--- start of MATERIAL PROVIDED ---
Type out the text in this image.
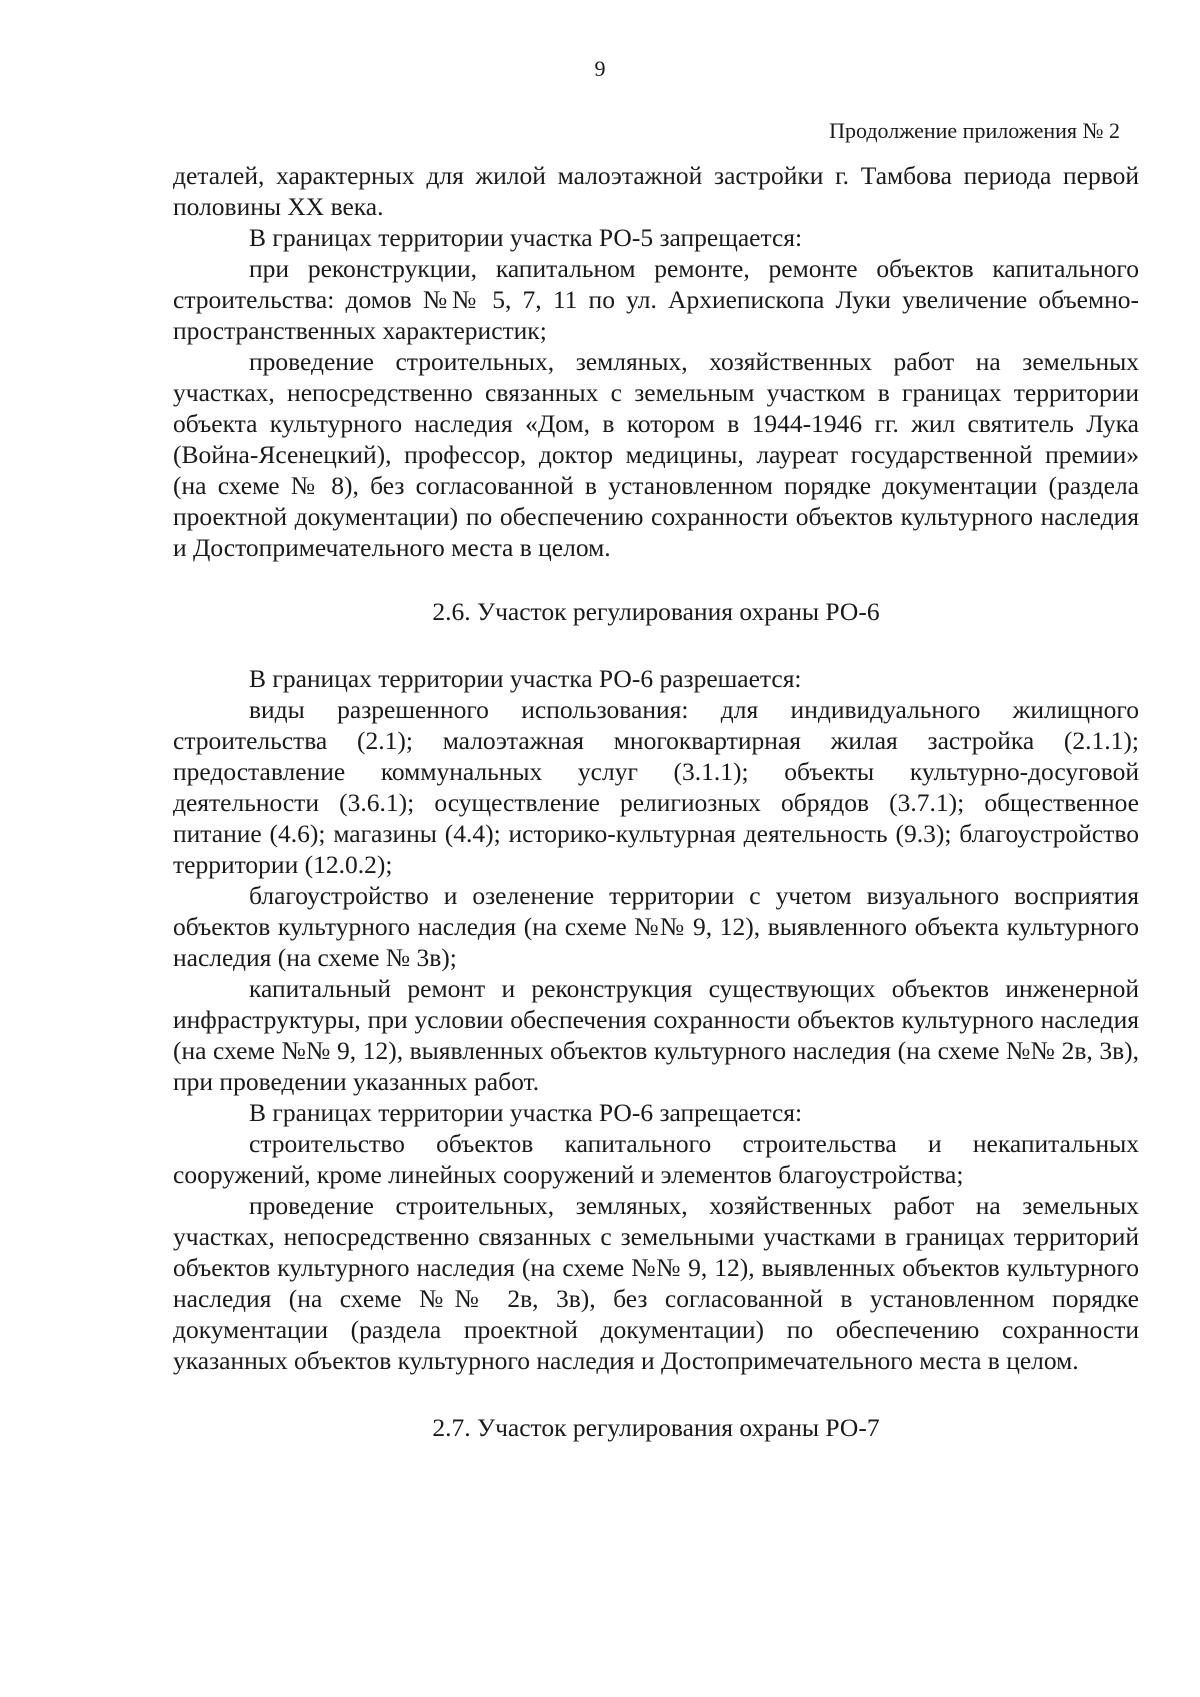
9
Продолжение приложения № 2

деталей, характерных для жилой малоэтажной застройки г. Тамбова периода первой половины XX века.

В границах территории участка РО-5 запрещается:

при реконструкции, капитальном ремонте, ремонте объектов капитального строительства: домов №№ 5, 7, 11 по ул. Архиепископа Луки увеличение объемно-пространственных характеристик;

проведение строительных, земляных, хозяйственных работ на земельных участках, непосредственно связанных с земельным участком в границах территории объекта культурного наследия «Дом, в котором в 1944-1946 гг. жил святитель Лука (Война-Ясенецкий), профессор, доктор медицины, лауреат государственной премии» (на схеме № 8), без согласованной в установленном порядке документации (раздела проектной документации) по обеспечению сохранности объектов культурного наследия и Достопримечательного места в целом.

2.6. Участок регулирования охраны РО-6

В границах территории участка РО-6 разрешается:

виды разрешенного использования: для индивидуального жилищного строительства (2.1); малоэтажная многоквартирная жилая застройка (2.1.1); предоставление коммунальных услуг (3.1.1); объекты культурно-досуговой деятельности (3.6.1); осуществление религиозных обрядов (3.7.1); общественное питание (4.6); магазины (4.4); историко-культурная деятельность (9.3); благоустройство территории (12.0.2);

благоустройство и озеленение территории с учетом визуального восприятия объектов культурного наследия (на схеме №№ 9, 12), выявленного объекта культурного наследия (на схеме № 3в);

капитальный ремонт и реконструкция существующих объектов инженерной инфраструктуры, при условии обеспечения сохранности объектов культурного наследия (на схеме №№ 9, 12), выявленных объектов культурного наследия (на схеме №№ 2в, 3в), при проведении указанных работ.

В границах территории участка РО-6 запрещается:

строительство объектов капитального строительства и некапитальных сооружений, кроме линейных сооружений и элементов благоустройства;

проведение строительных, земляных, хозяйственных работ на земельных участках, непосредственно связанных с земельными участками в границах территорий объектов культурного наследия (на схеме №№ 9, 12), выявленных объектов культурного наследия (на схеме №№ 2в, 3в), без согласованной в установленном порядке документации (раздела проектной документации) по обеспечению сохранности указанных объектов культурного наследия и Достопримечательного места в целом.

2.7. Участок регулирования охраны РО-7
--- end of MATERIAL PROVIDED ---
◆ **GIVEN REQUEST**
Reproduce the material word for word. Any pictures should be left out of the copy.

◆ **SOLUTION TO THE EXERCISE**
Type out the text in this image.
9
Продолжение приложения № 2

деталей, характерных для жилой малоэтажной застройки г. Тамбова периода первой половины XX века.

В границах территории участка РО-5 запрещается:

при реконструкции, капитальном ремонте, ремонте объектов капитального строительства: домов №№ 5, 7, 11 по ул. Архиепископа Луки увеличение объемно-пространственных характеристик;

проведение строительных, земляных, хозяйственных работ на земельных участках, непосредственно связанных с земельным участком в границах территории объекта культурного наследия «Дом, в котором в 1944-1946 гг. жил святитель Лука (Война-Ясенецкий), профессор, доктор медицины, лауреат государственной премии» (на схеме № 8), без согласованной в установленном порядке документации (раздела проектной документации) по обеспечению сохранности объектов культурного наследия и Достопримечательного места в целом.

2.6. Участок регулирования охраны РО-6

В границах территории участка РО-6 разрешается:

виды разрешенного использования: для индивидуального жилищного строительства (2.1); малоэтажная многоквартирная жилая застройка (2.1.1); предоставление коммунальных услуг (3.1.1); объекты культурно-досуговой деятельности (3.6.1); осуществление религиозных обрядов (3.7.1); общественное питание (4.6); магазины (4.4); историко-культурная деятельность (9.3); благоустройство территории (12.0.2);

благоустройство и озеленение территории с учетом визуального восприятия объектов культурного наследия (на схеме №№ 9, 12), выявленного объекта культурного наследия (на схеме № 3в);

капитальный ремонт и реконструкция существующих объектов инженерной инфраструктуры, при условии обеспечения сохранности объектов культурного наследия (на схеме №№ 9, 12), выявленных объектов культурного наследия (на схеме №№ 2в, 3в), при проведении указанных работ.

В границах территории участка РО-6 запрещается:

строительство объектов капитального строительства и некапитальных сооружений, кроме линейных сооружений и элементов благоустройства;

проведение строительных, земляных, хозяйственных работ на земельных участках, непосредственно связанных с земельными участками в границах территорий объектов культурного наследия (на схеме №№ 9, 12), выявленных объектов культурного наследия (на схеме №№ 2в, 3в), без согласованной в установленном порядке документации (раздела проектной документации) по обеспечению сохранности указанных объектов культурного наследия и Достопримечательного места в целом.

2.7. Участок регулирования охраны РО-7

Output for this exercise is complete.